OBJECTIVE:
Show each line that has the string "unit" in it.

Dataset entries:

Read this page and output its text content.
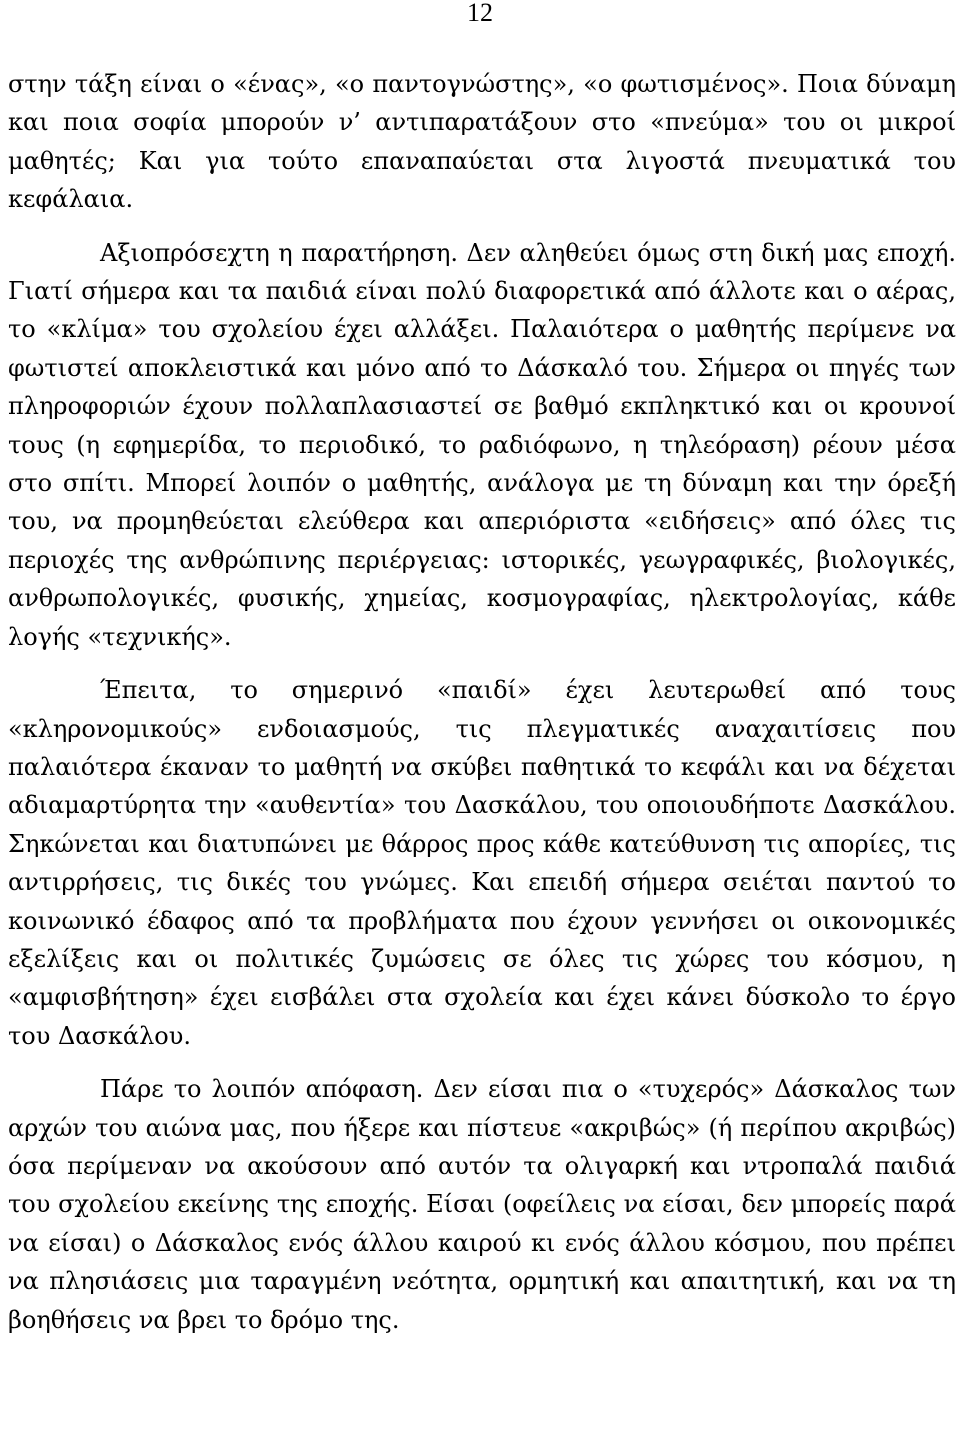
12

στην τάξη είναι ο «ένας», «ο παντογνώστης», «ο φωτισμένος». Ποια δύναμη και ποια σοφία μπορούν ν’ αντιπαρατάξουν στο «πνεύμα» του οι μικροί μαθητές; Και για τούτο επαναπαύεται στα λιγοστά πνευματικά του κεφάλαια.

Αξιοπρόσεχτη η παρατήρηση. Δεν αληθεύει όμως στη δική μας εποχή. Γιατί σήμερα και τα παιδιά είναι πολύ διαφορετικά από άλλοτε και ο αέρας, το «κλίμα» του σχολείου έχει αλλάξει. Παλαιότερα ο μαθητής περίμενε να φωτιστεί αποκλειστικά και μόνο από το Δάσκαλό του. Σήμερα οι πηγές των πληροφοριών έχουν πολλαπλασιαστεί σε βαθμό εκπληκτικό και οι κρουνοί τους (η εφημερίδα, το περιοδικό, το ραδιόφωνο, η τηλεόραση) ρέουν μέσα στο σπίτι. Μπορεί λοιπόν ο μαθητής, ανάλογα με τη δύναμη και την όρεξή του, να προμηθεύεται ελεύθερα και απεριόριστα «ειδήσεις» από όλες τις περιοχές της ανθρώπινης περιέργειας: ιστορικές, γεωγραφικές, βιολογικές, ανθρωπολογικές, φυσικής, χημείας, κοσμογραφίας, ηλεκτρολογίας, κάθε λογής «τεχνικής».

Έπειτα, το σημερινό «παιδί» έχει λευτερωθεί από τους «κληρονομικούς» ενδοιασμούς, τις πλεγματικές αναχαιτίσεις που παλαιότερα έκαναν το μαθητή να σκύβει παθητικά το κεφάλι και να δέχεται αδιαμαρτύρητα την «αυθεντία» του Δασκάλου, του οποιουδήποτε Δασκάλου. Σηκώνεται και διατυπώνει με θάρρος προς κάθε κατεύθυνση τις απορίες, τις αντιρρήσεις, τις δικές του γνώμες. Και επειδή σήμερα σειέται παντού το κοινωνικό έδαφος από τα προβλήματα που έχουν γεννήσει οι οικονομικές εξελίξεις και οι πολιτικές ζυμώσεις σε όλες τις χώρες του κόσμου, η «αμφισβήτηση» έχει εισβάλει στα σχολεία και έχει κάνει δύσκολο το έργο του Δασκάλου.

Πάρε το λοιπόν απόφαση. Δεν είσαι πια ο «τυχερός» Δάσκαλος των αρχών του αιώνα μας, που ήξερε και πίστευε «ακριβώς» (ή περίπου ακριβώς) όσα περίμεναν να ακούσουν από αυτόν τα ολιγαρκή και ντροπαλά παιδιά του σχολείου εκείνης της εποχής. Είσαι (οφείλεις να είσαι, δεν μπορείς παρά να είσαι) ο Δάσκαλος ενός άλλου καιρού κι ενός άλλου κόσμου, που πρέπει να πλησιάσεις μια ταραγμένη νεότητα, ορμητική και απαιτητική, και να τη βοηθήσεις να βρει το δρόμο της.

...

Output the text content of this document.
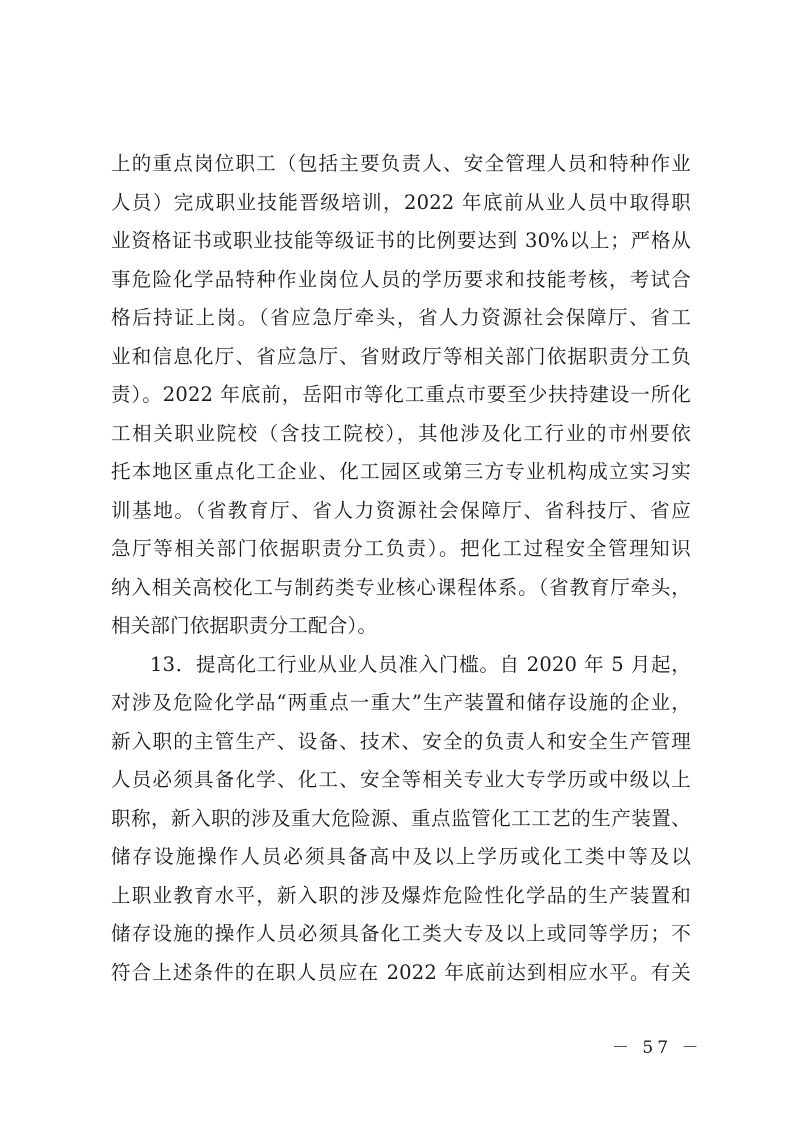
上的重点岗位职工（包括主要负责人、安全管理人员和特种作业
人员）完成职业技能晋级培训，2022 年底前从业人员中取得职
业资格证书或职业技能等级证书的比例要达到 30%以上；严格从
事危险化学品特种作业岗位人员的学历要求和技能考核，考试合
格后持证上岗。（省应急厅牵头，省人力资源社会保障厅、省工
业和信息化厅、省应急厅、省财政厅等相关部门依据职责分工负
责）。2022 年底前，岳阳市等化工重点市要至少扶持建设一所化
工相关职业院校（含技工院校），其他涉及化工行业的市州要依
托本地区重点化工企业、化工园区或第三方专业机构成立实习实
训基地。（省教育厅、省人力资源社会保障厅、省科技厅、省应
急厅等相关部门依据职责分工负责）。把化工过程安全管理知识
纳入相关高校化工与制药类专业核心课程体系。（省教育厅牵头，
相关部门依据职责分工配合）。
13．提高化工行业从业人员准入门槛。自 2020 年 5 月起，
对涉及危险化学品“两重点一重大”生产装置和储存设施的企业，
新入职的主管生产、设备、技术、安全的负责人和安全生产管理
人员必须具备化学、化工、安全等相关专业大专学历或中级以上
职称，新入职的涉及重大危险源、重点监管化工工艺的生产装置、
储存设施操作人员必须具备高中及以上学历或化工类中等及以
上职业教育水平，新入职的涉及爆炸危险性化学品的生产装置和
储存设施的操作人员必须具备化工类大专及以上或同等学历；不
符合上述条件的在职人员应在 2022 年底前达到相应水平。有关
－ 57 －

==

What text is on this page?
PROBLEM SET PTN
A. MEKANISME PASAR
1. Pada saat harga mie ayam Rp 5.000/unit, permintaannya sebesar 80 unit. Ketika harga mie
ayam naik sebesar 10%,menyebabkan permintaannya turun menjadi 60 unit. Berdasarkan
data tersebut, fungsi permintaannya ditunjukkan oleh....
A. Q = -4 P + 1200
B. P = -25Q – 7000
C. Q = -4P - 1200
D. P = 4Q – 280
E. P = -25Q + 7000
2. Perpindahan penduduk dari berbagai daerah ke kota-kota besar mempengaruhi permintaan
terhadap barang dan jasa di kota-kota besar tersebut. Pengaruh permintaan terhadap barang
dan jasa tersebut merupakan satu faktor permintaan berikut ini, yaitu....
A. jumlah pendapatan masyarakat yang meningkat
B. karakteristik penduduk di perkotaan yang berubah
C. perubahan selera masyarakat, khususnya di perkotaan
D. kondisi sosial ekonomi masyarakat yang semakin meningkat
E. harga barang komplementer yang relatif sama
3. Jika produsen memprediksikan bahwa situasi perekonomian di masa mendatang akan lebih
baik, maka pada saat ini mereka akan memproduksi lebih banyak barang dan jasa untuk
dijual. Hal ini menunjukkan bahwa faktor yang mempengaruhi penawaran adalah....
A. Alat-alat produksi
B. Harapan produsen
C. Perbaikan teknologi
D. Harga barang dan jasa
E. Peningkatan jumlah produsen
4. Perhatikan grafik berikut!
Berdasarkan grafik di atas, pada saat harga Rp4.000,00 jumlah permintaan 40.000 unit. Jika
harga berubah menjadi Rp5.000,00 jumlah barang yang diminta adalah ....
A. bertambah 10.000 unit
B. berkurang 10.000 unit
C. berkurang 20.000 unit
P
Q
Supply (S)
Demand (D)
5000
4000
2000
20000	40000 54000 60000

RESPONSE FOR THIS EXERCISE:
1. Pada saat harga mie ayam Rp 5.000/unit, permintaannya sebesar 80 unit. Ketika harga mie
ayam naik sebesar 10%,menyebabkan permintaannya turun menjadi 60 unit. Berdasarkan
Berdasarkan grafik di atas, pada saat harga Rp4.000,00 jumlah permintaan 40.000 unit. Jika
A. bertambah 10.000 unit
B. berkurang 10.000 unit
C. berkurang 20.000 unit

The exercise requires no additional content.